▸ Input
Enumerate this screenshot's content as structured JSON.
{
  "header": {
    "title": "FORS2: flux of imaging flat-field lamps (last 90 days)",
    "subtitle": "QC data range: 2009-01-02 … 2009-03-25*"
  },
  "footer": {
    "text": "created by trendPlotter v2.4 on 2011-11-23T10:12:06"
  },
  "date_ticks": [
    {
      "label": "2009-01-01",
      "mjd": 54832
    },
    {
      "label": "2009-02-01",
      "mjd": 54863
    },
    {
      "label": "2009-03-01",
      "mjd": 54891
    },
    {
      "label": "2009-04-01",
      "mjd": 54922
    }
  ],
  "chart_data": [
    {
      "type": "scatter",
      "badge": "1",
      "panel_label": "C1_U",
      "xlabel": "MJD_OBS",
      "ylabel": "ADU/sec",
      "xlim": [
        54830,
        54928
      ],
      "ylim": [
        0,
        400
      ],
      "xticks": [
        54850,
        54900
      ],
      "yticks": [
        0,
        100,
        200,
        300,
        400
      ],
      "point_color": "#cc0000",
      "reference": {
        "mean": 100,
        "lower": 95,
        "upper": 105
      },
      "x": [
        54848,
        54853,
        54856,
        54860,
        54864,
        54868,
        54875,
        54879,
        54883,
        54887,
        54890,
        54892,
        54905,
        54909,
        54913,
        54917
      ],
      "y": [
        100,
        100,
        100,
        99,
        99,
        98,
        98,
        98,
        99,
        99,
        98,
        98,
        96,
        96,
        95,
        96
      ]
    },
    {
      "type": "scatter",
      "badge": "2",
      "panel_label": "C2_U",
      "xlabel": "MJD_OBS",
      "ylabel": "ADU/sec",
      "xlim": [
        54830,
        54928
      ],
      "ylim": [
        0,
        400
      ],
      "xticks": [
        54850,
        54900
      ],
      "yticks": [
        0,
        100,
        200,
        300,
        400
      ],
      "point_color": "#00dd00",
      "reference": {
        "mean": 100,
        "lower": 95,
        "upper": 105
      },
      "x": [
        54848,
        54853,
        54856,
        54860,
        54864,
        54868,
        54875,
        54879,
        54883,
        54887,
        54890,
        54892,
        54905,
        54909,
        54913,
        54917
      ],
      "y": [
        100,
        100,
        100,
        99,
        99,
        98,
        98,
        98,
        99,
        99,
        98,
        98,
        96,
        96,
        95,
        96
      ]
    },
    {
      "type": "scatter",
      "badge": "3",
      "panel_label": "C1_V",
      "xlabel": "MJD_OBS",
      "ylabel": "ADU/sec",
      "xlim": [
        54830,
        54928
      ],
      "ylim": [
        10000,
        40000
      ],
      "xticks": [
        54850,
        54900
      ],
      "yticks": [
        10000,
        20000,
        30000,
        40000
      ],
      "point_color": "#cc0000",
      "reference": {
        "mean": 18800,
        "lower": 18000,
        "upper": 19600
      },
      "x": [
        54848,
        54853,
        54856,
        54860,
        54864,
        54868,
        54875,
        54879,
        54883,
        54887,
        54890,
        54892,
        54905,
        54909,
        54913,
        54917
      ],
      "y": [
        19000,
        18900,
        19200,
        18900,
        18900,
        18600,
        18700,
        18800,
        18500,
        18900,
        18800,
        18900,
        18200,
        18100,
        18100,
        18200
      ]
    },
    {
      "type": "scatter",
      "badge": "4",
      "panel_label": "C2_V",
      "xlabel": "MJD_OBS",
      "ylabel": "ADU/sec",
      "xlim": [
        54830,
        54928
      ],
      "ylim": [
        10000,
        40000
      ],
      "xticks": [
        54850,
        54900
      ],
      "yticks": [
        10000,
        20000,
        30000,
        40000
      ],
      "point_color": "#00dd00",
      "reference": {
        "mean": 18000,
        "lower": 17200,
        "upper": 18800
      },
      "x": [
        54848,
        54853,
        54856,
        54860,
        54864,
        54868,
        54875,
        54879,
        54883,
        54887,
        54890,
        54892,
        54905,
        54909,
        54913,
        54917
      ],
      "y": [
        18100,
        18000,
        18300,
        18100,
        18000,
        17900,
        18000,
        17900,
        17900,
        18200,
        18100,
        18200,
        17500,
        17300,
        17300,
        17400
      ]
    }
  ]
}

▸ Task brief
Reproduce the material above, every line of it, exactly.

▸ Completed exercise
Enumerate this screenshot's content as structured JSON.
{
  "header": {
    "title": "FORS2: flux of imaging flat-field lamps (last 90 days)",
    "subtitle": "QC data range: 2009-01-02 … 2009-03-25*"
  },
  "footer": {
    "text": "created by trendPlotter v2.4 on 2011-11-23T10:12:06"
  },
  "date_ticks": [
    {
      "label": "2009-01-01",
      "mjd": 54832
    },
    {
      "label": "2009-02-01",
      "mjd": 54863
    },
    {
      "label": "2009-03-01",
      "mjd": 54891
    },
    {
      "label": "2009-04-01",
      "mjd": 54922
    }
  ],
  "chart_data": [
    {
      "type": "scatter",
      "badge": "1",
      "panel_label": "C1_U",
      "xlabel": "MJD_OBS",
      "ylabel": "ADU/sec",
      "xlim": [
        54830,
        54928
      ],
      "ylim": [
        0,
        400
      ],
      "xticks": [
        54850,
        54900
      ],
      "yticks": [
        0,
        100,
        200,
        300,
        400
      ],
      "point_color": "#cc0000",
      "reference": {
        "mean": 100,
        "lower": 95,
        "upper": 105
      },
      "x": [
        54848,
        54853,
        54856,
        54860,
        54864,
        54868,
        54875,
        54879,
        54883,
        54887,
        54890,
        54892,
        54905,
        54909,
        54913,
        54917
      ],
      "y": [
        100,
        100,
        100,
        99,
        99,
        98,
        98,
        98,
        99,
        99,
        98,
        98,
        96,
        96,
        95,
        96
      ]
    },
    {
      "type": "scatter",
      "badge": "2",
      "panel_label": "C2_U",
      "xlabel": "MJD_OBS",
      "ylabel": "ADU/sec",
      "xlim": [
        54830,
        54928
      ],
      "ylim": [
        0,
        400
      ],
      "xticks": [
        54850,
        54900
      ],
      "yticks": [
        0,
        100,
        200,
        300,
        400
      ],
      "point_color": "#00dd00",
      "reference": {
        "mean": 100,
        "lower": 95,
        "upper": 105
      },
      "x": [
        54848,
        54853,
        54856,
        54860,
        54864,
        54868,
        54875,
        54879,
        54883,
        54887,
        54890,
        54892,
        54905,
        54909,
        54913,
        54917
      ],
      "y": [
        100,
        100,
        100,
        99,
        99,
        98,
        98,
        98,
        99,
        99,
        98,
        98,
        96,
        96,
        95,
        96
      ]
    },
    {
      "type": "scatter",
      "badge": "3",
      "panel_label": "C1_V",
      "xlabel": "MJD_OBS",
      "ylabel": "ADU/sec",
      "xlim": [
        54830,
        54928
      ],
      "ylim": [
        10000,
        40000
      ],
      "xticks": [
        54850,
        54900
      ],
      "yticks": [
        10000,
        20000,
        30000,
        40000
      ],
      "point_color": "#cc0000",
      "reference": {
        "mean": 18800,
        "lower": 18000,
        "upper": 19600
      },
      "x": [
        54848,
        54853,
        54856,
        54860,
        54864,
        54868,
        54875,
        54879,
        54883,
        54887,
        54890,
        54892,
        54905,
        54909,
        54913,
        54917
      ],
      "y": [
        19000,
        18900,
        19200,
        18900,
        18900,
        18600,
        18700,
        18800,
        18500,
        18900,
        18800,
        18900,
        18200,
        18100,
        18100,
        18200
      ]
    },
    {
      "type": "scatter",
      "badge": "4",
      "panel_label": "C2_V",
      "xlabel": "MJD_OBS",
      "ylabel": "ADU/sec",
      "xlim": [
        54830,
        54928
      ],
      "ylim": [
        10000,
        40000
      ],
      "xticks": [
        54850,
        54900
      ],
      "yticks": [
        10000,
        20000,
        30000,
        40000
      ],
      "point_color": "#00dd00",
      "reference": {
        "mean": 18000,
        "lower": 17200,
        "upper": 18800
      },
      "x": [
        54848,
        54853,
        54856,
        54860,
        54864,
        54868,
        54875,
        54879,
        54883,
        54887,
        54890,
        54892,
        54905,
        54909,
        54913,
        54917
      ],
      "y": [
        18100,
        18000,
        18300,
        18100,
        18000,
        17900,
        18000,
        17900,
        17900,
        18200,
        18100,
        18200,
        17500,
        17300,
        17300,
        17400
      ]
    }
  ]
}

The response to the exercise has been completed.